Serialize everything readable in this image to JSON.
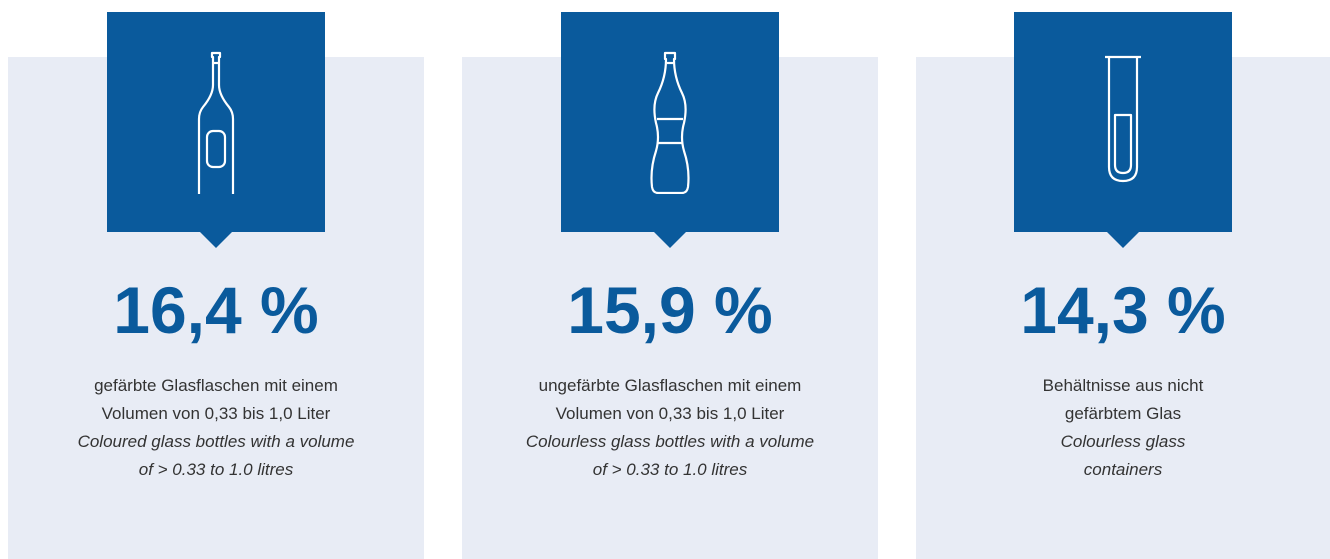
{
  "cards": [
    {
      "value": "16,4 %",
      "lines_de": [
        "gefärbte Glasflaschen mit einem",
        "Volumen von 0,33 bis 1,0 Liter"
      ],
      "lines_en": [
        "Coloured glass bottles with a volume",
        "of > 0.33 to 1.0 litres"
      ]
    },
    {
      "value": "15,9 %",
      "lines_de": [
        "ungefärbte Glasflaschen mit einem",
        "Volumen von 0,33 bis 1,0 Liter"
      ],
      "lines_en": [
        "Colourless glass bottles with a volume",
        "of > 0.33 to 1.0 litres"
      ]
    },
    {
      "value": "14,3 %",
      "lines_de": [
        "Behältnisse aus nicht",
        "gefärbtem Glas"
      ],
      "lines_en": [
        "Colourless glass",
        "containers"
      ]
    }
  ]
}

Short problem: Copy out each line word for word, please, skipping the images.

Solution to the problem:
Serialize everything readable in this image to JSON.
{
  "cards": [
    {
      "value": "16,4 %",
      "lines_de": [
        "gefärbte Glasflaschen mit einem",
        "Volumen von 0,33 bis 1,0 Liter"
      ],
      "lines_en": [
        "Coloured glass bottles with a volume",
        "of > 0.33 to 1.0 litres"
      ]
    },
    {
      "value": "15,9 %",
      "lines_de": [
        "ungefärbte Glasflaschen mit einem",
        "Volumen von 0,33 bis 1,0 Liter"
      ],
      "lines_en": [
        "Colourless glass bottles with a volume",
        "of > 0.33 to 1.0 litres"
      ]
    },
    {
      "value": "14,3 %",
      "lines_de": [
        "Behältnisse aus nicht",
        "gefärbtem Glas"
      ],
      "lines_en": [
        "Colourless glass",
        "containers"
      ]
    }
  ]
}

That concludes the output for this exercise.